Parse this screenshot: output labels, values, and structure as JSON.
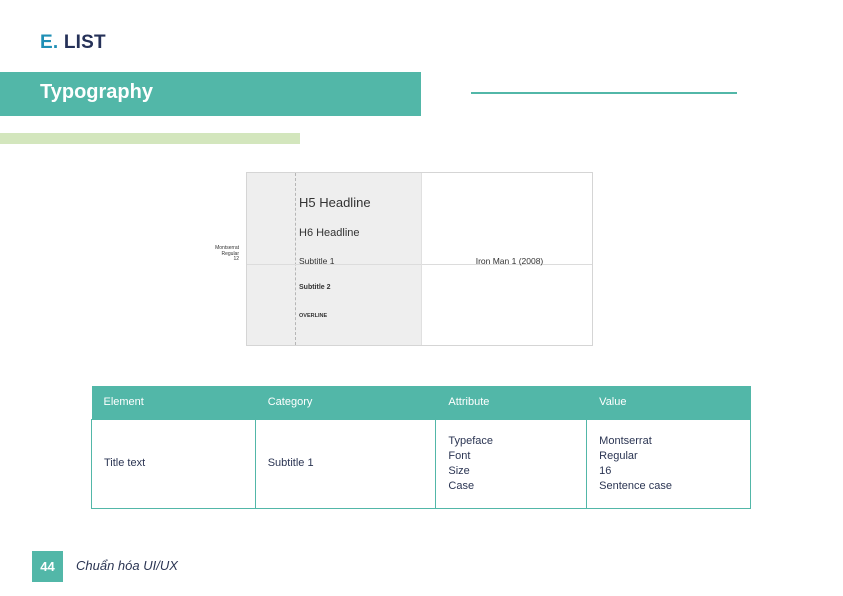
{
  "header": {
    "section_letter": "E.",
    "section_name": "LIST"
  },
  "banner": {
    "title": "Typography"
  },
  "preview": {
    "annotation": [
      "Montserrat",
      "Regular",
      "12"
    ],
    "styles": {
      "h5": "H5 Headline",
      "h6": "H6 Headline",
      "subtitle1": "Subtitle 1",
      "subtitle2": "Subtitle 2",
      "overline": "OVERLINE"
    },
    "sample_text": "Iron Man 1 (2008)"
  },
  "table": {
    "headers": [
      "Element",
      "Category",
      "Attribute",
      "Value"
    ],
    "row": {
      "element": "Title text",
      "category": "Subtitle 1",
      "attributes": [
        "Typeface",
        "Font",
        "Size",
        "Case"
      ],
      "values": [
        "Montserrat",
        "Regular",
        "16",
        "Sentence case"
      ]
    }
  },
  "footer": {
    "page_number": "44",
    "text": "Chuẩn hóa UI/UX"
  },
  "colors": {
    "teal": "#52b7a8",
    "green_light": "#d3e6bd",
    "blue": "#1f8fb5",
    "navy": "#253158"
  }
}
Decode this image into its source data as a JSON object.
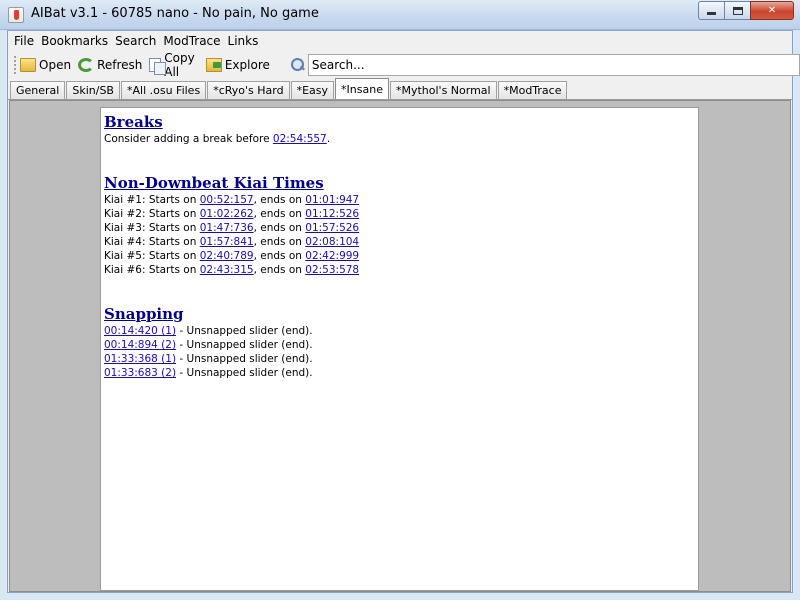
{
  "window": {
    "title": "AIBat v3.1 - 60785 nano - No pain, No game",
    "minimize_icon": "minimize-icon",
    "maximize_icon": "maximize-icon",
    "close_icon": "close-icon",
    "close_glyph": "✕"
  },
  "menu": {
    "items": [
      "File",
      "Bookmarks",
      "Search",
      "ModTrace",
      "Links"
    ]
  },
  "toolbar": {
    "open_label": "Open",
    "refresh_label": "Refresh",
    "copy_all_label": "Copy All",
    "explore_label": "Explore",
    "search_placeholder": "Search..."
  },
  "tabs": {
    "items": [
      "General",
      "Skin/SB",
      "*All .osu Files",
      "*cRyo's Hard",
      "*Easy",
      "*Insane",
      "*Mythol's Normal",
      "*ModTrace"
    ],
    "active_index": 5
  },
  "report": {
    "breaks": {
      "heading": "Breaks",
      "lines": [
        {
          "prefix": "Consider adding a break before ",
          "link": "02:54:557",
          "suffix": "."
        }
      ]
    },
    "kiai": {
      "heading": "Non-Downbeat Kiai Times",
      "lines": [
        {
          "prefix": "Kiai #1: Starts on ",
          "start": "00:52:157",
          "mid": ", ends on ",
          "end": "01:01:947"
        },
        {
          "prefix": "Kiai #2: Starts on ",
          "start": "01:02:262",
          "mid": ", ends on ",
          "end": "01:12:526"
        },
        {
          "prefix": "Kiai #3: Starts on ",
          "start": "01:47:736",
          "mid": ", ends on ",
          "end": "01:57:526"
        },
        {
          "prefix": "Kiai #4: Starts on ",
          "start": "01:57:841",
          "mid": ", ends on ",
          "end": "02:08:104"
        },
        {
          "prefix": "Kiai #5: Starts on ",
          "start": "02:40:789",
          "mid": ", ends on ",
          "end": "02:42:999"
        },
        {
          "prefix": "Kiai #6: Starts on ",
          "start": "02:43:315",
          "mid": ", ends on ",
          "end": "02:53:578"
        }
      ]
    },
    "snapping": {
      "heading": "Snapping",
      "lines": [
        {
          "link": "00:14:420 (1)",
          "suffix": " - Unsnapped slider (end)."
        },
        {
          "link": "00:14:894 (2)",
          "suffix": " - Unsnapped slider (end)."
        },
        {
          "link": "01:33:368 (1)",
          "suffix": " - Unsnapped slider (end)."
        },
        {
          "link": "01:33:683 (2)",
          "suffix": " - Unsnapped slider (end)."
        }
      ]
    }
  },
  "colors": {
    "link": "#1a0dab",
    "heading": "#00008b",
    "content_bg": "#bdbdbd"
  }
}
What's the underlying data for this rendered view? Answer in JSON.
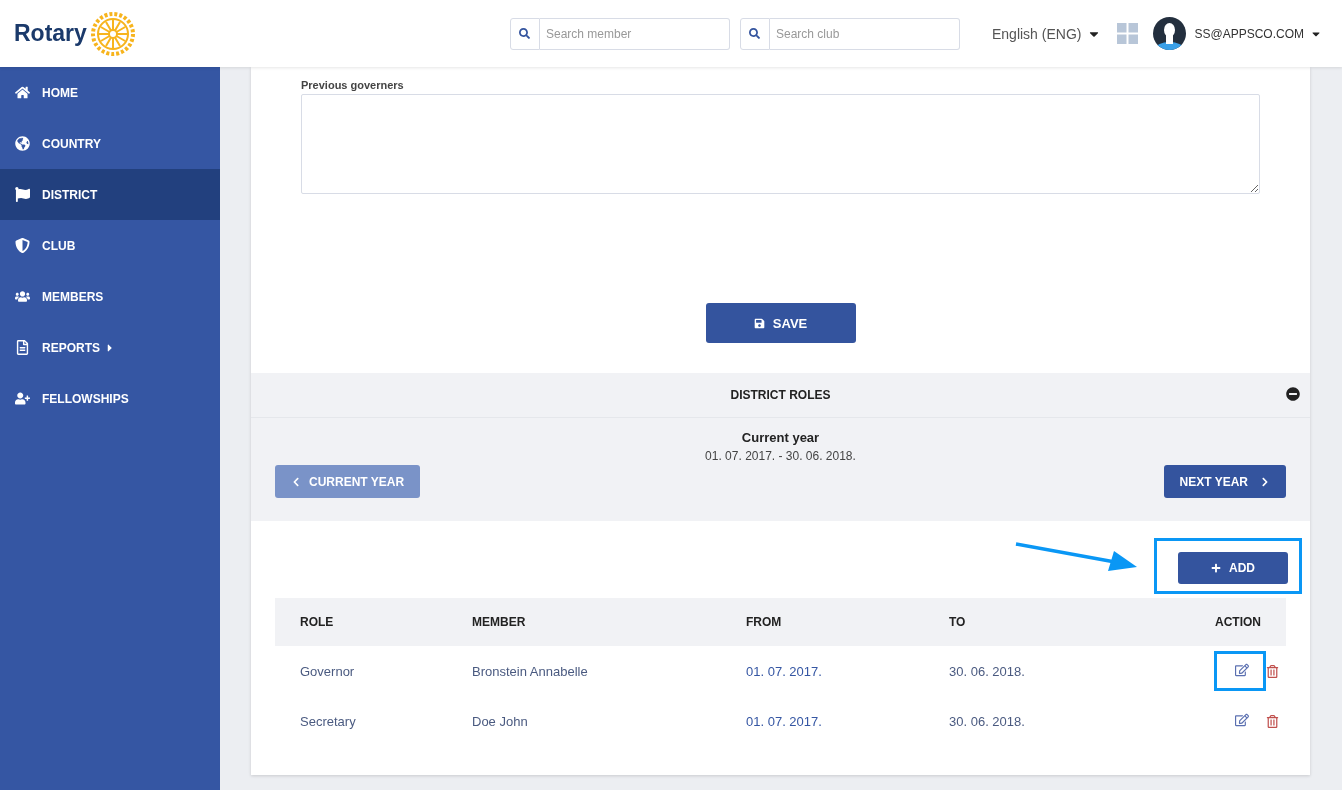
{
  "header": {
    "logo": "Rotary",
    "search_member": {
      "placeholder": "Search member"
    },
    "search_club": {
      "placeholder": "Search club"
    },
    "language": "English (ENG)",
    "user": "SS@APPSCO.COM"
  },
  "sidebar": {
    "items": [
      {
        "label": "HOME",
        "kind": "home",
        "selected": false,
        "submenu": false
      },
      {
        "label": "COUNTRY",
        "kind": "globe",
        "selected": false,
        "submenu": false
      },
      {
        "label": "DISTRICT",
        "kind": "flag",
        "selected": true,
        "submenu": false
      },
      {
        "label": "CLUB",
        "kind": "shield",
        "selected": false,
        "submenu": false
      },
      {
        "label": "MEMBERS",
        "kind": "users",
        "selected": false,
        "submenu": false
      },
      {
        "label": "REPORTS",
        "kind": "file",
        "selected": false,
        "submenu": true
      },
      {
        "label": "FELLOWSHIPS",
        "kind": "user-plus",
        "selected": false,
        "submenu": false
      }
    ]
  },
  "form": {
    "previous_governors": {
      "label": "Previous governers"
    },
    "save_button": "SAVE"
  },
  "district_roles": {
    "title": "DISTRICT ROLES",
    "expanded": true,
    "period_title": "Current year",
    "period": "01. 07. 2017. - 30. 06. 2018.",
    "prev_button": {
      "label": "CURRENT YEAR",
      "disabled": true
    },
    "next_button": {
      "label": "NEXT YEAR",
      "disabled": false
    },
    "add_button": {
      "label": "ADD",
      "highlighted": true
    },
    "table": {
      "columns": [
        "ROLE",
        "MEMBER",
        "FROM",
        "TO",
        "ACTION"
      ],
      "rows": [
        {
          "role": "Governor",
          "member": "Bronstein Annabelle",
          "from": "01. 07. 2017.",
          "to": "30. 06. 2018.",
          "edit_highlighted": true
        },
        {
          "role": "Secretary",
          "member": "Doe John",
          "from": "01. 07. 2017.",
          "to": "30. 06. 2018.",
          "edit_highlighted": false
        }
      ]
    }
  }
}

::::::::::

• Aim
Which lines above contain "Subtitle"? Show each of them.

• Answer in full
      "subtitle1": "Subtitle 1",
      "subtitle2": "Subtitle 2",
      "category": "Subtitle 1",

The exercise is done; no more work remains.